━━ Data listing ━━

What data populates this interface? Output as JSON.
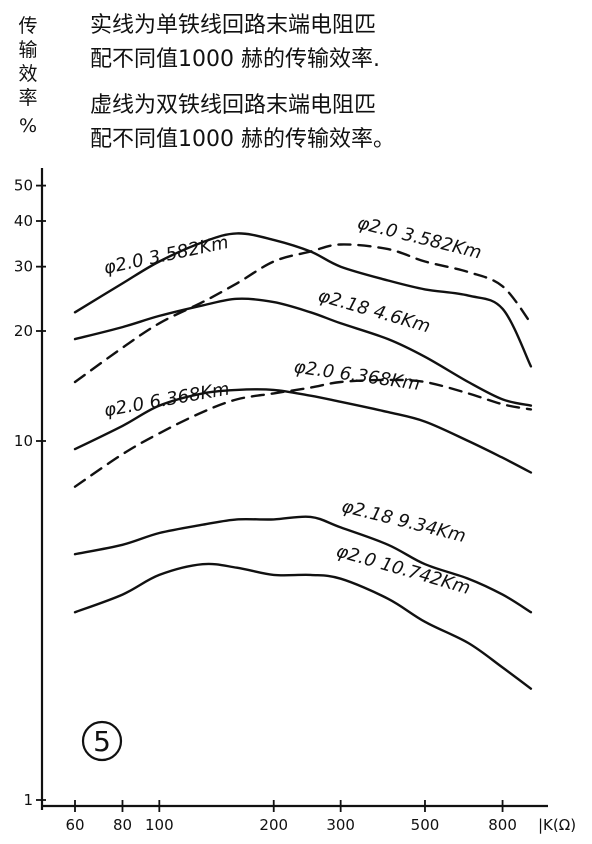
{
  "chart_data": {
    "type": "line",
    "notes": [
      "实线为单铁线回路末端电阻匹",
      "配不同值1000 赫的传输效率.",
      "虚线为双铁线回路末端电阻匹",
      "配不同值1000 赫的传输效率。"
    ],
    "ylabel": [
      "传",
      "输",
      "效",
      "率",
      "%"
    ],
    "xlabel": "|K(Ω)",
    "x_scale": "log",
    "y_scale": "log",
    "x_ticks": [
      60,
      80,
      100,
      200,
      300,
      500,
      800
    ],
    "x_tick_labels": [
      "60",
      "80",
      "100",
      "200",
      "300",
      "500",
      "800"
    ],
    "y_ticks": [
      1,
      10,
      20,
      30,
      40,
      50
    ],
    "y_tick_labels": [
      "1",
      "10",
      "20",
      "30",
      "40",
      "50"
    ],
    "xlim": [
      55,
      1000
    ],
    "ylim": [
      1,
      60
    ],
    "figure_label": "5",
    "series": [
      {
        "name": "φ2.0 3.582Km",
        "style": "solid",
        "x": [
          60,
          80,
          100,
          130,
          160,
          200,
          250,
          300,
          400,
          500,
          650,
          800,
          950
        ],
        "y": [
          22.5,
          27,
          31,
          35,
          37,
          35.5,
          33,
          30,
          27.5,
          26,
          25,
          23,
          16
        ]
      },
      {
        "name": "φ2.18 4.6Km",
        "style": "solid",
        "x": [
          60,
          80,
          100,
          130,
          160,
          200,
          250,
          300,
          400,
          500,
          650,
          800,
          950
        ],
        "y": [
          19,
          20.5,
          22,
          23.5,
          24.5,
          24,
          22.5,
          21,
          19,
          17,
          14.5,
          13,
          12.5
        ]
      },
      {
        "name": "φ2.0 6.368Km",
        "style": "solid",
        "x": [
          60,
          80,
          100,
          130,
          160,
          200,
          250,
          300,
          400,
          500,
          650,
          800,
          950
        ],
        "y": [
          9.5,
          11,
          12.5,
          13.5,
          13.8,
          13.8,
          13.3,
          12.8,
          12,
          11.3,
          10,
          9,
          8.2
        ]
      },
      {
        "name": "φ2.18 9.34Km",
        "style": "solid",
        "x": [
          60,
          80,
          100,
          130,
          160,
          200,
          250,
          300,
          400,
          500,
          650,
          800,
          950
        ],
        "y": [
          4.9,
          5.2,
          5.6,
          5.9,
          6.1,
          6.1,
          6.2,
          5.8,
          5.2,
          4.6,
          4.2,
          3.8,
          3.4
        ]
      },
      {
        "name": "φ2.0 10.742Km",
        "style": "solid",
        "x": [
          60,
          80,
          100,
          130,
          160,
          200,
          250,
          300,
          400,
          500,
          650,
          800,
          950
        ],
        "y": [
          3.4,
          3.8,
          4.3,
          4.6,
          4.5,
          4.3,
          4.3,
          4.2,
          3.7,
          3.2,
          2.8,
          2.4,
          2.1
        ]
      },
      {
        "name": "φ2.0 3.582Km",
        "style": "dashed",
        "x": [
          60,
          80,
          100,
          130,
          160,
          200,
          250,
          300,
          400,
          500,
          650,
          800,
          950
        ],
        "y": [
          14.5,
          18,
          21,
          24,
          27,
          31,
          33,
          34.5,
          33.5,
          31,
          29,
          26.5,
          21
        ]
      },
      {
        "name": "φ2.0 6.368Km",
        "style": "dashed",
        "x": [
          60,
          80,
          100,
          130,
          160,
          200,
          250,
          300,
          400,
          500,
          650,
          800,
          950
        ],
        "y": [
          7.5,
          9.2,
          10.5,
          12,
          13,
          13.5,
          14,
          14.5,
          14.7,
          14.5,
          13.5,
          12.6,
          12.2
        ]
      }
    ]
  }
}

━━━

The task
Would you return the data exactly as written, without the pictures?

Complete response
What data populates this interface? Output as JSON.
{
  "chart_data": {
    "type": "line",
    "notes": [
      "实线为单铁线回路末端电阻匹",
      "配不同值1000 赫的传输效率.",
      "虚线为双铁线回路末端电阻匹",
      "配不同值1000 赫的传输效率。"
    ],
    "ylabel": [
      "传",
      "输",
      "效",
      "率",
      "%"
    ],
    "xlabel": "|K(Ω)",
    "x_scale": "log",
    "y_scale": "log",
    "x_ticks": [
      60,
      80,
      100,
      200,
      300,
      500,
      800
    ],
    "x_tick_labels": [
      "60",
      "80",
      "100",
      "200",
      "300",
      "500",
      "800"
    ],
    "y_ticks": [
      1,
      10,
      20,
      30,
      40,
      50
    ],
    "y_tick_labels": [
      "1",
      "10",
      "20",
      "30",
      "40",
      "50"
    ],
    "xlim": [
      55,
      1000
    ],
    "ylim": [
      1,
      60
    ],
    "figure_label": "5",
    "series": [
      {
        "name": "φ2.0 3.582Km",
        "style": "solid",
        "x": [
          60,
          80,
          100,
          130,
          160,
          200,
          250,
          300,
          400,
          500,
          650,
          800,
          950
        ],
        "y": [
          22.5,
          27,
          31,
          35,
          37,
          35.5,
          33,
          30,
          27.5,
          26,
          25,
          23,
          16
        ]
      },
      {
        "name": "φ2.18 4.6Km",
        "style": "solid",
        "x": [
          60,
          80,
          100,
          130,
          160,
          200,
          250,
          300,
          400,
          500,
          650,
          800,
          950
        ],
        "y": [
          19,
          20.5,
          22,
          23.5,
          24.5,
          24,
          22.5,
          21,
          19,
          17,
          14.5,
          13,
          12.5
        ]
      },
      {
        "name": "φ2.0 6.368Km",
        "style": "solid",
        "x": [
          60,
          80,
          100,
          130,
          160,
          200,
          250,
          300,
          400,
          500,
          650,
          800,
          950
        ],
        "y": [
          9.5,
          11,
          12.5,
          13.5,
          13.8,
          13.8,
          13.3,
          12.8,
          12,
          11.3,
          10,
          9,
          8.2
        ]
      },
      {
        "name": "φ2.18 9.34Km",
        "style": "solid",
        "x": [
          60,
          80,
          100,
          130,
          160,
          200,
          250,
          300,
          400,
          500,
          650,
          800,
          950
        ],
        "y": [
          4.9,
          5.2,
          5.6,
          5.9,
          6.1,
          6.1,
          6.2,
          5.8,
          5.2,
          4.6,
          4.2,
          3.8,
          3.4
        ]
      },
      {
        "name": "φ2.0 10.742Km",
        "style": "solid",
        "x": [
          60,
          80,
          100,
          130,
          160,
          200,
          250,
          300,
          400,
          500,
          650,
          800,
          950
        ],
        "y": [
          3.4,
          3.8,
          4.3,
          4.6,
          4.5,
          4.3,
          4.3,
          4.2,
          3.7,
          3.2,
          2.8,
          2.4,
          2.1
        ]
      },
      {
        "name": "φ2.0 3.582Km",
        "style": "dashed",
        "x": [
          60,
          80,
          100,
          130,
          160,
          200,
          250,
          300,
          400,
          500,
          650,
          800,
          950
        ],
        "y": [
          14.5,
          18,
          21,
          24,
          27,
          31,
          33,
          34.5,
          33.5,
          31,
          29,
          26.5,
          21
        ]
      },
      {
        "name": "φ2.0 6.368Km",
        "style": "dashed",
        "x": [
          60,
          80,
          100,
          130,
          160,
          200,
          250,
          300,
          400,
          500,
          650,
          800,
          950
        ],
        "y": [
          7.5,
          9.2,
          10.5,
          12,
          13,
          13.5,
          14,
          14.5,
          14.7,
          14.5,
          13.5,
          12.6,
          12.2
        ]
      }
    ]
  }
}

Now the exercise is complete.